## TASK
Write the records out again, keeping each line exactly as it is.

Source records:

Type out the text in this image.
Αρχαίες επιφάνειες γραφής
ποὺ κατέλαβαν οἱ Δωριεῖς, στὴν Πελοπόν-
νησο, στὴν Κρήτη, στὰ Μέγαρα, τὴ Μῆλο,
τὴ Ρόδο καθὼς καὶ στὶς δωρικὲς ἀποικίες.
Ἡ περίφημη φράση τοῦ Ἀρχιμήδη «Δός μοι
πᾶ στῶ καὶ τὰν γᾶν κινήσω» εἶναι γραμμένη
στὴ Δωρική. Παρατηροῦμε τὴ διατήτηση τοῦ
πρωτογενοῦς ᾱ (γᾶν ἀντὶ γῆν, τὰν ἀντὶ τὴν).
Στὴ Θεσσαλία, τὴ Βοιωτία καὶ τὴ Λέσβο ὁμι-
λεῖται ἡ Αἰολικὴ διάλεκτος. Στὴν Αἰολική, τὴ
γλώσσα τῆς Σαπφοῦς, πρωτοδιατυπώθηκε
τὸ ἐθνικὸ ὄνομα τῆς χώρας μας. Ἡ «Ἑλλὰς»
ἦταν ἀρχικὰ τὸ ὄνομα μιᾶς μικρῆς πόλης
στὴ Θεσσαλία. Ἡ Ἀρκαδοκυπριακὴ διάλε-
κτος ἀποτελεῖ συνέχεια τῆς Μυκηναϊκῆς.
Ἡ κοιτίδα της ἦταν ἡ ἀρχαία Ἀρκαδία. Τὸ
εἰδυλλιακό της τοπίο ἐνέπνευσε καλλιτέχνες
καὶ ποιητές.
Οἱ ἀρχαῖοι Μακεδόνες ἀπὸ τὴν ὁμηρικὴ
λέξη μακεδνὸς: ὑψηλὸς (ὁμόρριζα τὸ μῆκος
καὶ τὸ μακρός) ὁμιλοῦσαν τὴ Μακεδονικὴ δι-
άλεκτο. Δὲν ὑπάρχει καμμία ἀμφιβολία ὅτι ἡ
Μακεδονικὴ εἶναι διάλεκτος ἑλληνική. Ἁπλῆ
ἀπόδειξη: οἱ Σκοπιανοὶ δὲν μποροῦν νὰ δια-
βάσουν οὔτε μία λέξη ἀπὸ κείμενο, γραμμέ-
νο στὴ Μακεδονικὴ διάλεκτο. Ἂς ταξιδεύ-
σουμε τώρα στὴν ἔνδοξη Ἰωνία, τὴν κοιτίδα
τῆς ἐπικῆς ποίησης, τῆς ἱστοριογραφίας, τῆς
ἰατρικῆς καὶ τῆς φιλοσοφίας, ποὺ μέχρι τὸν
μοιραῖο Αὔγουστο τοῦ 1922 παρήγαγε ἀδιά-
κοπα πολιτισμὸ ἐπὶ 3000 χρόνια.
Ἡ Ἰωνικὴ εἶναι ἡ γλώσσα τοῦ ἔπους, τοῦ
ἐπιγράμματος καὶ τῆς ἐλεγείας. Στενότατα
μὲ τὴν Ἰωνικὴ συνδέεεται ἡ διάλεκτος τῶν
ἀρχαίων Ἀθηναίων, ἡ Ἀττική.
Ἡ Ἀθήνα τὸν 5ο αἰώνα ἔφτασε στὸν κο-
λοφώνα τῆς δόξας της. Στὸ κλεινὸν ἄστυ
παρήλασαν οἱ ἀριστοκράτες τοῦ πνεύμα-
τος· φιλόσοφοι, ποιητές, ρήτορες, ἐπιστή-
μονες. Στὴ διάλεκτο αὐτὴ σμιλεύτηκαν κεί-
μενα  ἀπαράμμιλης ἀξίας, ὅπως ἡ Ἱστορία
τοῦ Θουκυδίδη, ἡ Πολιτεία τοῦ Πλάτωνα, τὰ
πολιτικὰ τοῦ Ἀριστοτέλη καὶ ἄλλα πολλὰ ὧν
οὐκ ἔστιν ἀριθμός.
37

## EXERCISE SOLUTION
Type out the text in this image.
Αρχαίες επιφάνειες γραφής
ποὺ κατέλαβαν οἱ Δωριεῖς, στὴν Πελοπόν-
νησο, στὴν Κρήτη, στὰ Μέγαρα, τὴ Μῆλο,
τὴ Ρόδο καθὼς καὶ στὶς δωρικὲς ἀποικίες.
Ἡ περίφημη φράση τοῦ Ἀρχιμήδη «Δός μοι
πᾶ στῶ καὶ τὰν γᾶν κινήσω» εἶναι γραμμένη
στὴ Δωρική. Παρατηροῦμε τὴ διατήτηση τοῦ
πρωτογενοῦς ᾱ (γᾶν ἀντὶ γῆν, τὰν ἀντὶ τὴν).
Στὴ Θεσσαλία, τὴ Βοιωτία καὶ τὴ Λέσβο ὁμι-
λεῖται ἡ Αἰολικὴ διάλεκτος. Στὴν Αἰολική, τὴ
γλώσσα τῆς Σαπφοῦς, πρωτοδιατυπώθηκε
τὸ ἐθνικὸ ὄνομα τῆς χώρας μας. Ἡ «Ἑλλὰς»
ἦταν ἀρχικὰ τὸ ὄνομα μιᾶς μικρῆς πόλης
στὴ Θεσσαλία. Ἡ Ἀρκαδοκυπριακὴ διάλε-
κτος ἀποτελεῖ συνέχεια τῆς Μυκηναϊκῆς.
Ἡ κοιτίδα της ἦταν ἡ ἀρχαία Ἀρκαδία. Τὸ
εἰδυλλιακό της τοπίο ἐνέπνευσε καλλιτέχνες
καὶ ποιητές.
Οἱ ἀρχαῖοι Μακεδόνες ἀπὸ τὴν ὁμηρικὴ
λέξη μακεδνὸς: ὑψηλὸς (ὁμόρριζα τὸ μῆκος
καὶ τὸ μακρός) ὁμιλοῦσαν τὴ Μακεδονικὴ δι-
άλεκτο. Δὲν ὑπάρχει καμμία ἀμφιβολία ὅτι ἡ
Μακεδονικὴ εἶναι διάλεκτος ἑλληνική. Ἁπλῆ
ἀπόδειξη: οἱ Σκοπιανοὶ δὲν μποροῦν νὰ δια-
βάσουν οὔτε μία λέξη ἀπὸ κείμενο, γραμμέ-
νο στὴ Μακεδονικὴ διάλεκτο. Ἂς ταξιδεύ-
σουμε τώρα στὴν ἔνδοξη Ἰωνία, τὴν κοιτίδα
τῆς ἐπικῆς ποίησης, τῆς ἱστοριογραφίας, τῆς
ἰατρικῆς καὶ τῆς φιλοσοφίας, ποὺ μέχρι τὸν
μοιραῖο Αὔγουστο τοῦ 1922 παρήγαγε ἀδιά-
κοπα πολιτισμὸ ἐπὶ 3000 χρόνια.
Ἡ Ἰωνικὴ εἶναι ἡ γλώσσα τοῦ ἔπους, τοῦ
ἐπιγράμματος καὶ τῆς ἐλεγείας. Στενότατα
μὲ τὴν Ἰωνικὴ συνδέεεται ἡ διάλεκτος τῶν
ἀρχαίων Ἀθηναίων, ἡ Ἀττική.
Ἡ Ἀθήνα τὸν 5ο αἰώνα ἔφτασε στὸν κο-
λοφώνα τῆς δόξας της. Στὸ κλεινὸν ἄστυ
παρήλασαν οἱ ἀριστοκράτες τοῦ πνεύμα-
τος· φιλόσοφοι, ποιητές, ρήτορες, ἐπιστή-
μονες. Στὴ διάλεκτο αὐτὴ σμιλεύτηκαν κεί-
μενα  ἀπαράμμιλης ἀξίας, ὅπως ἡ Ἱστορία
τοῦ Θουκυδίδη, ἡ Πολιτεία τοῦ Πλάτωνα, τὰ
πολιτικὰ τοῦ Ἀριστοτέλη καὶ ἄλλα πολλὰ ὧν
οὐκ ἔστιν ἀριθμός.
37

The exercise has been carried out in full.